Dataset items
======

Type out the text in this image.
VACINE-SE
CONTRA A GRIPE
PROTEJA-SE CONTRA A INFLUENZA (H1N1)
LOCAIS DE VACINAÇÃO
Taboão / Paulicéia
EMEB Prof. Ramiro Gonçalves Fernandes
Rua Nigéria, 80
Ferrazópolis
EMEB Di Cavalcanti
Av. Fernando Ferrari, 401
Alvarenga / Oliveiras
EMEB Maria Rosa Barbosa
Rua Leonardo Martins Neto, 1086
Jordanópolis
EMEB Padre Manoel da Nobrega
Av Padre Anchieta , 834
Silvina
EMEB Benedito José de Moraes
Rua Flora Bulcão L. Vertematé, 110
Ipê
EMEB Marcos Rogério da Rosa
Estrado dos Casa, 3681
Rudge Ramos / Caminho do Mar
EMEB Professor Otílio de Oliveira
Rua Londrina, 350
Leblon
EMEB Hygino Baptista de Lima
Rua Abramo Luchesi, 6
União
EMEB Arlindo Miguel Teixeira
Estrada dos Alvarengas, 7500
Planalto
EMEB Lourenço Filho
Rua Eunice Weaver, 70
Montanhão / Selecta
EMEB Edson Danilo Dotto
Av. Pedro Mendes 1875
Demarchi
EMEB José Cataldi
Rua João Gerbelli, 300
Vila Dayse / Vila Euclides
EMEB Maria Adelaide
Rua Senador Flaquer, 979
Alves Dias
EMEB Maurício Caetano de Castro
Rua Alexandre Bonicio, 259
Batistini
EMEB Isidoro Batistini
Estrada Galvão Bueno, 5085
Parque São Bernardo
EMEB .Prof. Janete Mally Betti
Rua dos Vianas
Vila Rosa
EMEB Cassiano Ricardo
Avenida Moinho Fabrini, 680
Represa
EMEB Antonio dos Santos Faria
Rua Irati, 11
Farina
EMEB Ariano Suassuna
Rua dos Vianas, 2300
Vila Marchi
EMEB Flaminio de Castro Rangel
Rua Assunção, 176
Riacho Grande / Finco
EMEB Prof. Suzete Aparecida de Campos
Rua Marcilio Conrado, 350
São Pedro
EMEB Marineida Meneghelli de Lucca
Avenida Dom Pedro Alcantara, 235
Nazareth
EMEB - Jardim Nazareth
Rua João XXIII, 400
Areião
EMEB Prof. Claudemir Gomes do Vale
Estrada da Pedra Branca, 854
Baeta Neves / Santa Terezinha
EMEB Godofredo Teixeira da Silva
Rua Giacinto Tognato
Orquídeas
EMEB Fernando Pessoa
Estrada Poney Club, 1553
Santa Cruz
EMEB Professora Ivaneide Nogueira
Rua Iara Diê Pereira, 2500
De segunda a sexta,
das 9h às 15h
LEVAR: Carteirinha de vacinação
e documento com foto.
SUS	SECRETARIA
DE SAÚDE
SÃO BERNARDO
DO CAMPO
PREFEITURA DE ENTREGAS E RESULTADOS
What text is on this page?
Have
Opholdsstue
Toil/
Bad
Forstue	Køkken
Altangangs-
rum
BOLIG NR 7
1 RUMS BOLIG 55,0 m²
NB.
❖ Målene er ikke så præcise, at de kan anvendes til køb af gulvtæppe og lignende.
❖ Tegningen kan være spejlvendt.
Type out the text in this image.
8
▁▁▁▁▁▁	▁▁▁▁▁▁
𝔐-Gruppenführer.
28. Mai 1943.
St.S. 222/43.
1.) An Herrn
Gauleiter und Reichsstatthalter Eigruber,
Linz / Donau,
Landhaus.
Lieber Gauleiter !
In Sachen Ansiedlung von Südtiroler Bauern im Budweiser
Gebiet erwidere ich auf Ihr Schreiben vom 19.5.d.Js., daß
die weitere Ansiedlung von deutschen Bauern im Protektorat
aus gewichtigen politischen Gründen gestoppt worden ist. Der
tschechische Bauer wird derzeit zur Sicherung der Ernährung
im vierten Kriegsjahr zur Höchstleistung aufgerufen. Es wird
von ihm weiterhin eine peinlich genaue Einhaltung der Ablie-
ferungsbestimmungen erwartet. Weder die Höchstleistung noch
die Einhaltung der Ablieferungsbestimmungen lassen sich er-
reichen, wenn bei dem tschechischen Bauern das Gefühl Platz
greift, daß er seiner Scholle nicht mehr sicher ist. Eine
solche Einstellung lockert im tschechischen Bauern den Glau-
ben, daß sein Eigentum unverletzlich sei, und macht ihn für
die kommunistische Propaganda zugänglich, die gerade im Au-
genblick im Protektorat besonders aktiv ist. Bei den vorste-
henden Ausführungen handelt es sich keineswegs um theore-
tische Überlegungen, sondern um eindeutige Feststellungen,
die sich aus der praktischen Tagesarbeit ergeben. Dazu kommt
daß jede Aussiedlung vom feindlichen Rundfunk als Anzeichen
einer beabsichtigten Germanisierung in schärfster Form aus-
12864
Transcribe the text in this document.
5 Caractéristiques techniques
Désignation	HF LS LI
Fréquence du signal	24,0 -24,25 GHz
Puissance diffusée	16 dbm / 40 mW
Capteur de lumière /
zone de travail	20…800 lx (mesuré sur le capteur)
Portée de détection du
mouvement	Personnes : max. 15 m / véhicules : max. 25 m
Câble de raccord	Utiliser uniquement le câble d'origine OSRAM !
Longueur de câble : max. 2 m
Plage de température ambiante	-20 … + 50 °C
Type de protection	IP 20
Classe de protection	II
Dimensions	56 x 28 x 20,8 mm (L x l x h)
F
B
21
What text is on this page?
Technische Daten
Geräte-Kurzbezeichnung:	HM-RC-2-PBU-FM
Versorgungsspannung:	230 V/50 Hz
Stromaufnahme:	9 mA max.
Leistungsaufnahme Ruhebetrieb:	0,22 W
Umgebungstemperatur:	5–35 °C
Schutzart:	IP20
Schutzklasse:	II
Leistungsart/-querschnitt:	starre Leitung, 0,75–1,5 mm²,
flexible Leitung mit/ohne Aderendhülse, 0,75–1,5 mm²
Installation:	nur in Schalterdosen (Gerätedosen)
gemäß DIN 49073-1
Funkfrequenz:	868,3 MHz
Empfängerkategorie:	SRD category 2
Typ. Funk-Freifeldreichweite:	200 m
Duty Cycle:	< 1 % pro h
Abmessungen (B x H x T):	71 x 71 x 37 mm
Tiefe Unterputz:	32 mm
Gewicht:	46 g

======

- YOUR GOAL
Show the lines from the data above that contain the string "Padre".

- TASK ANSWER
EMEB Padre Manoel da Nobrega
Av Padre Anchieta , 834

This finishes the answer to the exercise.